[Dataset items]
┄┄┄┄┄┄

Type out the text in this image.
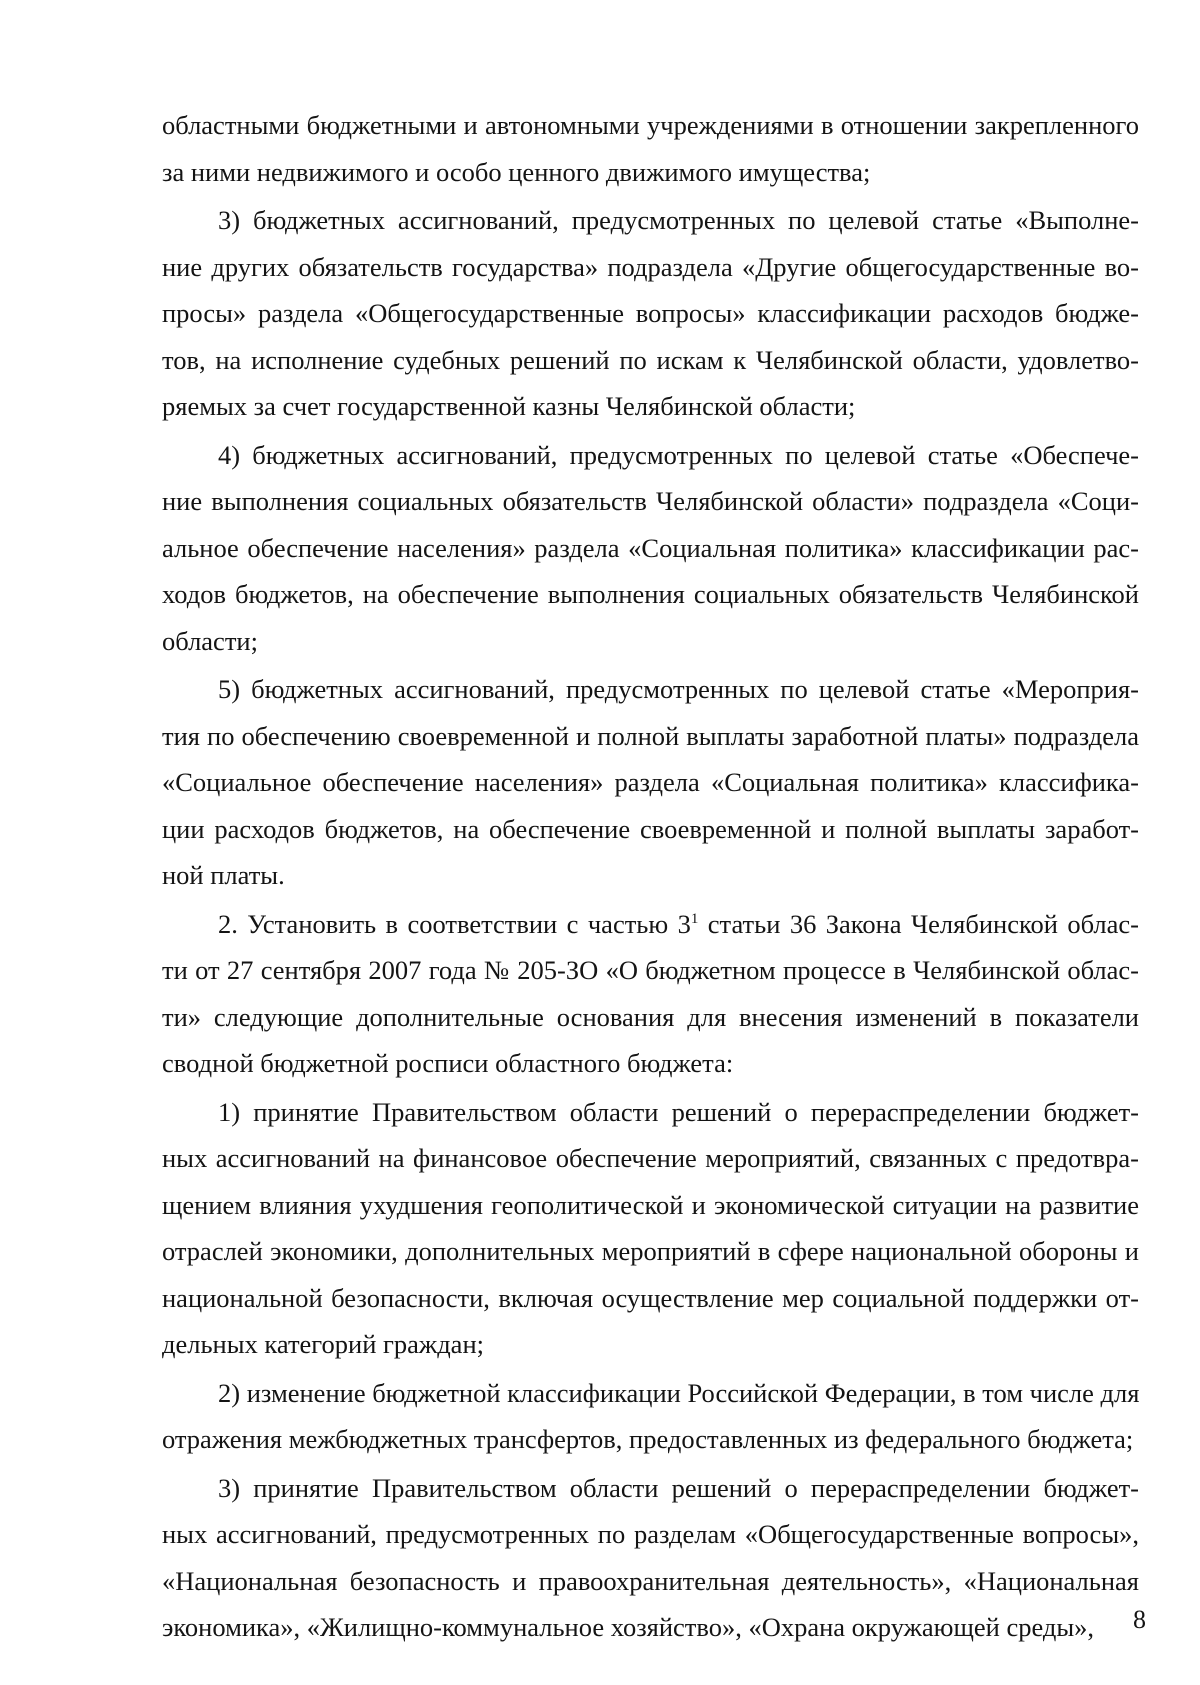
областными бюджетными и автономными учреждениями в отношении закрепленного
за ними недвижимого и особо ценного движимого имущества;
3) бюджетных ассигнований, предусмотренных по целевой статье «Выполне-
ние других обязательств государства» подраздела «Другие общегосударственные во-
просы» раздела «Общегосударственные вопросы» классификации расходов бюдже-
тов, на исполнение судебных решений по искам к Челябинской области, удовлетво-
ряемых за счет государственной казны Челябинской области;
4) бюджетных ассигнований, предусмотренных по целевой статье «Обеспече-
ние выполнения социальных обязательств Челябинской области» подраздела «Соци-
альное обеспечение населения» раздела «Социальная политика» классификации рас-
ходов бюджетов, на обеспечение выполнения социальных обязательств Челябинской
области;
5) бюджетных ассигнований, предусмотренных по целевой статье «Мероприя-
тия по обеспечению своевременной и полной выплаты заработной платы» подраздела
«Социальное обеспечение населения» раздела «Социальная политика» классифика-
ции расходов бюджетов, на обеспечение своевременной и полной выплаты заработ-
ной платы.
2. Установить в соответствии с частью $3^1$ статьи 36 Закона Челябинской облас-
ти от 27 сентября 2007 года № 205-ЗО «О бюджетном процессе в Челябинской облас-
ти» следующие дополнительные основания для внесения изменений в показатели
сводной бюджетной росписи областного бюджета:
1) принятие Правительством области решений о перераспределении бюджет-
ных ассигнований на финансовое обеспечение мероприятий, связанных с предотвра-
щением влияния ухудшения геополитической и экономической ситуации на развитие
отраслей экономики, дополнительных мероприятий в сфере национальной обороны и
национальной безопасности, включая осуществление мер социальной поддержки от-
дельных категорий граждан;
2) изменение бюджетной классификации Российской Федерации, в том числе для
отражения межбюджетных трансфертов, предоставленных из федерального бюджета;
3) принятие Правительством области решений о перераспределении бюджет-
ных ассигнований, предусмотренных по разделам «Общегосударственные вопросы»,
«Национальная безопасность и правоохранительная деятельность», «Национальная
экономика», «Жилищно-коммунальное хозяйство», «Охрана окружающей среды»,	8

┄┄┄┄┄┄

EXERCISE GOAL: Print all the records again exactly; do not include any picture.

OUTPUT OF THE EXERCISE:
Type out the text in this image.
областными бюджетными и автономными учреждениями в отношении закрепленного
за ними недвижимого и особо ценного движимого имущества;
3) бюджетных ассигнований, предусмотренных по целевой статье «Выполне-
ние других обязательств государства» подраздела «Другие общегосударственные во-
просы» раздела «Общегосударственные вопросы» классификации расходов бюдже-
тов, на исполнение судебных решений по искам к Челябинской области, удовлетво-
ряемых за счет государственной казны Челябинской области;
4) бюджетных ассигнований, предусмотренных по целевой статье «Обеспече-
ние выполнения социальных обязательств Челябинской области» подраздела «Соци-
альное обеспечение населения» раздела «Социальная политика» классификации рас-
ходов бюджетов, на обеспечение выполнения социальных обязательств Челябинской
области;
5) бюджетных ассигнований, предусмотренных по целевой статье «Мероприя-
тия по обеспечению своевременной и полной выплаты заработной платы» подраздела
«Социальное обеспечение населения» раздела «Социальная политика» классифика-
ции расходов бюджетов, на обеспечение своевременной и полной выплаты заработ-
ной платы.
2. Установить в соответствии с частью $3^1$ статьи 36 Закона Челябинской облас-
ти от 27 сентября 2007 года № 205-ЗО «О бюджетном процессе в Челябинской облас-
ти» следующие дополнительные основания для внесения изменений в показатели
сводной бюджетной росписи областного бюджета:
1) принятие Правительством области решений о перераспределении бюджет-
ных ассигнований на финансовое обеспечение мероприятий, связанных с предотвра-
щением влияния ухудшения геополитической и экономической ситуации на развитие
отраслей экономики, дополнительных мероприятий в сфере национальной обороны и
национальной безопасности, включая осуществление мер социальной поддержки от-
дельных категорий граждан;
2) изменение бюджетной классификации Российской Федерации, в том числе для
отражения межбюджетных трансфертов, предоставленных из федерального бюджета;
3) принятие Правительством области решений о перераспределении бюджет-
ных ассигнований, предусмотренных по разделам «Общегосударственные вопросы»,
«Национальная безопасность и правоохранительная деятельность», «Национальная
экономика», «Жилищно-коммунальное хозяйство», «Охрана окружающей среды»,	8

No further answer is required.